- **EXERCISE INSTRUCTIONS**
Write out each line of the material again, word for word.

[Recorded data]
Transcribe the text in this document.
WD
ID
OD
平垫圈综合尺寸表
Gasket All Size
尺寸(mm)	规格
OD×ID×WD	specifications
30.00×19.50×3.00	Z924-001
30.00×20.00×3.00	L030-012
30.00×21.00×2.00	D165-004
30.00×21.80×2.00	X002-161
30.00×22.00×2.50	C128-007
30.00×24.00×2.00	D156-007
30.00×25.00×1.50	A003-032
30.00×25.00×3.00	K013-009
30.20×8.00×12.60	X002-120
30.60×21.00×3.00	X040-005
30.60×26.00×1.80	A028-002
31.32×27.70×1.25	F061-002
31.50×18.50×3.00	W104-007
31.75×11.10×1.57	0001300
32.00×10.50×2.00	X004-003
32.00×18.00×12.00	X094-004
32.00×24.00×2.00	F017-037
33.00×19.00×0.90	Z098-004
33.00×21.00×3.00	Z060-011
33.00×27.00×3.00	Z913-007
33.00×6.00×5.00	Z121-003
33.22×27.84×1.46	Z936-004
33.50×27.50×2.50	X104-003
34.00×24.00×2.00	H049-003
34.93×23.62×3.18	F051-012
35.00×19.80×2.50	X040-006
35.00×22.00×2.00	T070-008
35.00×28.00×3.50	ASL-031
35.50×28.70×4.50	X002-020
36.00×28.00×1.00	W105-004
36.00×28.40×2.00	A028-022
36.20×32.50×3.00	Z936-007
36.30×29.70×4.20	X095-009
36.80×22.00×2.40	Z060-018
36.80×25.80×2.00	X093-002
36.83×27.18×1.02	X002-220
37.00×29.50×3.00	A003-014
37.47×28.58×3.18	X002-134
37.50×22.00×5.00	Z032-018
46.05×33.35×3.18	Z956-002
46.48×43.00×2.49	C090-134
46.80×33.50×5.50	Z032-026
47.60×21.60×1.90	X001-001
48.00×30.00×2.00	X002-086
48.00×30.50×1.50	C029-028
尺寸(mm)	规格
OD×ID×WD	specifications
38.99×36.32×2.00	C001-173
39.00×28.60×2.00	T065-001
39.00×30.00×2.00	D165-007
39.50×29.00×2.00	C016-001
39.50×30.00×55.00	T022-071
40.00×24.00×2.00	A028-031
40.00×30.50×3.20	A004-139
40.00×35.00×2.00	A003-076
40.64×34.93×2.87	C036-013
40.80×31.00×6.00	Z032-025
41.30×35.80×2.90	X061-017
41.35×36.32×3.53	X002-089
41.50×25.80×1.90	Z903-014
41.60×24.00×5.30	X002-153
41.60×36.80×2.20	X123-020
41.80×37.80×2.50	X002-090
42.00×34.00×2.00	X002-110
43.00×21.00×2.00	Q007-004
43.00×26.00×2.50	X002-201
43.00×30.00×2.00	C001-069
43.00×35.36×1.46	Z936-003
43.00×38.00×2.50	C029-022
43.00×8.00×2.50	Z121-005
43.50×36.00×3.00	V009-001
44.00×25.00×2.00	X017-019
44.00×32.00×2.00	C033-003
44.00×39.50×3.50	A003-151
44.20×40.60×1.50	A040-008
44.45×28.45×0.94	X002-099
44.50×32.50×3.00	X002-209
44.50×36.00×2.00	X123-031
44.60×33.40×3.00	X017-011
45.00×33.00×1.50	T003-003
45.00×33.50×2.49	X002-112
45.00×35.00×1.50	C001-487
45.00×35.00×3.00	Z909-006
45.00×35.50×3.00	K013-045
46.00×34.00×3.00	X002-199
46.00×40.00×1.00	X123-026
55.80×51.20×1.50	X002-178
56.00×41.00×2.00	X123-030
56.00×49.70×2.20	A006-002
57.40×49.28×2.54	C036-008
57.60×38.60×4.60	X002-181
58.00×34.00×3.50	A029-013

- **COMPLETE OUTPUT**
Transcribe the text in this document.
WD
ID
OD
平垫圈综合尺寸表
Gasket All Size
尺寸(mm)	规格
OD×ID×WD	specifications
30.00×19.50×3.00	Z924-001
30.00×20.00×3.00	L030-012
30.00×21.00×2.00	D165-004
30.00×21.80×2.00	X002-161
30.00×22.00×2.50	C128-007
30.00×24.00×2.00	D156-007
30.00×25.00×1.50	A003-032
30.00×25.00×3.00	K013-009
30.20×8.00×12.60	X002-120
30.60×21.00×3.00	X040-005
30.60×26.00×1.80	A028-002
31.32×27.70×1.25	F061-002
31.50×18.50×3.00	W104-007
31.75×11.10×1.57	0001300
32.00×10.50×2.00	X004-003
32.00×18.00×12.00	X094-004
32.00×24.00×2.00	F017-037
33.00×19.00×0.90	Z098-004
33.00×21.00×3.00	Z060-011
33.00×27.00×3.00	Z913-007
33.00×6.00×5.00	Z121-003
33.22×27.84×1.46	Z936-004
33.50×27.50×2.50	X104-003
34.00×24.00×2.00	H049-003
34.93×23.62×3.18	F051-012
35.00×19.80×2.50	X040-006
35.00×22.00×2.00	T070-008
35.00×28.00×3.50	ASL-031
35.50×28.70×4.50	X002-020
36.00×28.00×1.00	W105-004
36.00×28.40×2.00	A028-022
36.20×32.50×3.00	Z936-007
36.30×29.70×4.20	X095-009
36.80×22.00×2.40	Z060-018
36.80×25.80×2.00	X093-002
36.83×27.18×1.02	X002-220
37.00×29.50×3.00	A003-014
37.47×28.58×3.18	X002-134
37.50×22.00×5.00	Z032-018
46.05×33.35×3.18	Z956-002
46.48×43.00×2.49	C090-134
46.80×33.50×5.50	Z032-026
47.60×21.60×1.90	X001-001
48.00×30.00×2.00	X002-086
48.00×30.50×1.50	C029-028
尺寸(mm)	规格
OD×ID×WD	specifications
38.99×36.32×2.00	C001-173
39.00×28.60×2.00	T065-001
39.00×30.00×2.00	D165-007
39.50×29.00×2.00	C016-001
39.50×30.00×55.00	T022-071
40.00×24.00×2.00	A028-031
40.00×30.50×3.20	A004-139
40.00×35.00×2.00	A003-076
40.64×34.93×2.87	C036-013
40.80×31.00×6.00	Z032-025
41.30×35.80×2.90	X061-017
41.35×36.32×3.53	X002-089
41.50×25.80×1.90	Z903-014
41.60×24.00×5.30	X002-153
41.60×36.80×2.20	X123-020
41.80×37.80×2.50	X002-090
42.00×34.00×2.00	X002-110
43.00×21.00×2.00	Q007-004
43.00×26.00×2.50	X002-201
43.00×30.00×2.00	C001-069
43.00×35.36×1.46	Z936-003
43.00×38.00×2.50	C029-022
43.00×8.00×2.50	Z121-005
43.50×36.00×3.00	V009-001
44.00×25.00×2.00	X017-019
44.00×32.00×2.00	C033-003
44.00×39.50×3.50	A003-151
44.20×40.60×1.50	A040-008
44.45×28.45×0.94	X002-099
44.50×32.50×3.00	X002-209
44.50×36.00×2.00	X123-031
44.60×33.40×3.00	X017-011
45.00×33.00×1.50	T003-003
45.00×33.50×2.49	X002-112
45.00×35.00×1.50	C001-487
45.00×35.00×3.00	Z909-006
45.00×35.50×3.00	K013-045
46.00×34.00×3.00	X002-199
46.00×40.00×1.00	X123-026
55.80×51.20×1.50	X002-178
56.00×41.00×2.00	X123-030
56.00×49.70×2.20	A006-002
57.40×49.28×2.54	C036-008
57.60×38.60×4.60	X002-181
58.00×34.00×3.50	A029-013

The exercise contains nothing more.